* [Written instruction]
Nothing but the line with "Read out every word on this page." and the lines after it, through the end of the records below, is to be repeated, exactly as it is.

----- Exercise material

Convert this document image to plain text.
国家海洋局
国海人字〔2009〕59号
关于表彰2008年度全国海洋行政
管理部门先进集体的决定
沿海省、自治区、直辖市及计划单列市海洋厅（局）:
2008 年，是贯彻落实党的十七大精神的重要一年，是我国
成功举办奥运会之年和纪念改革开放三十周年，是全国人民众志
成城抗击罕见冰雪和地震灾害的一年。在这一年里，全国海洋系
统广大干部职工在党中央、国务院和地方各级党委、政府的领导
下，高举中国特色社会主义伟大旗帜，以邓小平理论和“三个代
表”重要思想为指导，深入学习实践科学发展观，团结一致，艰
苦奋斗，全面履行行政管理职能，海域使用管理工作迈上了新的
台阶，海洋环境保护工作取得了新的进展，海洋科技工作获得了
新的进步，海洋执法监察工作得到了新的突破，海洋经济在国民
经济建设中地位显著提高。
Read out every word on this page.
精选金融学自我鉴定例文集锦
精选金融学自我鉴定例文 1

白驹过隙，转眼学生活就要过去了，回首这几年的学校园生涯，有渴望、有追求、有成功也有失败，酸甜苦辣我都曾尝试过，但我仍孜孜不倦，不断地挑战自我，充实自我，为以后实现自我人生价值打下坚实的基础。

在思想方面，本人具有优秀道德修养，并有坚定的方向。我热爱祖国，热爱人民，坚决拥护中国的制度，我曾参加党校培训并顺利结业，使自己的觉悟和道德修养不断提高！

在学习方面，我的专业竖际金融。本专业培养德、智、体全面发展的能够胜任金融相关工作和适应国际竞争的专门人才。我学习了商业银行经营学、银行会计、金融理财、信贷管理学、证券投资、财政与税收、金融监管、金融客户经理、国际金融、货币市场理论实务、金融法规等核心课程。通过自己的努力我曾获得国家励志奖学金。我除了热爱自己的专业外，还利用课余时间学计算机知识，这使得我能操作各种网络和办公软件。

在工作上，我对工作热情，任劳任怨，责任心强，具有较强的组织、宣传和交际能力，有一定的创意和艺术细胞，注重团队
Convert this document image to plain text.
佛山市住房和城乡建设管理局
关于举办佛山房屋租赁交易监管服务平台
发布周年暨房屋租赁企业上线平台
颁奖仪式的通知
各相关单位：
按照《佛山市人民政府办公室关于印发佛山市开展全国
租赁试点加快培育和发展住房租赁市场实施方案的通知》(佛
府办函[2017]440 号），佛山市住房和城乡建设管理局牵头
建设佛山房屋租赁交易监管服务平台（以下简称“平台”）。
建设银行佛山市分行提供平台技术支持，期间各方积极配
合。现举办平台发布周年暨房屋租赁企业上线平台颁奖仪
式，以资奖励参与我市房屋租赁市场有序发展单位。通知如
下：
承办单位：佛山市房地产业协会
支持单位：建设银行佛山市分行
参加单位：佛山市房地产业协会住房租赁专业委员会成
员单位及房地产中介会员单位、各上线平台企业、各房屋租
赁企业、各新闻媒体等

----------

* [Exercise result]
Read out every word on this page.
精选金融学自我鉴定例文集锦
精选金融学自我鉴定例文 1

白驹过隙，转眼学生活就要过去了，回首这几年的学校园生涯，有渴望、有追求、有成功也有失败，酸甜苦辣我都曾尝试过，但我仍孜孜不倦，不断地挑战自我，充实自我，为以后实现自我人生价值打下坚实的基础。

在思想方面，本人具有优秀道德修养，并有坚定的方向。我热爱祖国，热爱人民，坚决拥护中国的制度，我曾参加党校培训并顺利结业，使自己的觉悟和道德修养不断提高！

在学习方面，我的专业竖际金融。本专业培养德、智、体全面发展的能够胜任金融相关工作和适应国际竞争的专门人才。我学习了商业银行经营学、银行会计、金融理财、信贷管理学、证券投资、财政与税收、金融监管、金融客户经理、国际金融、货币市场理论实务、金融法规等核心课程。通过自己的努力我曾获得国家励志奖学金。我除了热爱自己的专业外，还利用课余时间学计算机知识，这使得我能操作各种网络和办公软件。

在工作上，我对工作热情，任劳任怨，责任心强，具有较强的组织、宣传和交际能力，有一定的创意和艺术细胞，注重团队
Convert this document image to plain text.
佛山市住房和城乡建设管理局
关于举办佛山房屋租赁交易监管服务平台
发布周年暨房屋租赁企业上线平台
颁奖仪式的通知
各相关单位：
按照《佛山市人民政府办公室关于印发佛山市开展全国
租赁试点加快培育和发展住房租赁市场实施方案的通知》(佛
府办函[2017]440 号），佛山市住房和城乡建设管理局牵头
建设佛山房屋租赁交易监管服务平台（以下简称“平台”）。
建设银行佛山市分行提供平台技术支持，期间各方积极配
合。现举办平台发布周年暨房屋租赁企业上线平台颁奖仪
式，以资奖励参与我市房屋租赁市场有序发展单位。通知如
下：
承办单位：佛山市房地产业协会
支持单位：建设银行佛山市分行
参加单位：佛山市房地产业协会住房租赁专业委员会成
员单位及房地产中介会员单位、各上线平台企业、各房屋租
赁企业、各新闻媒体等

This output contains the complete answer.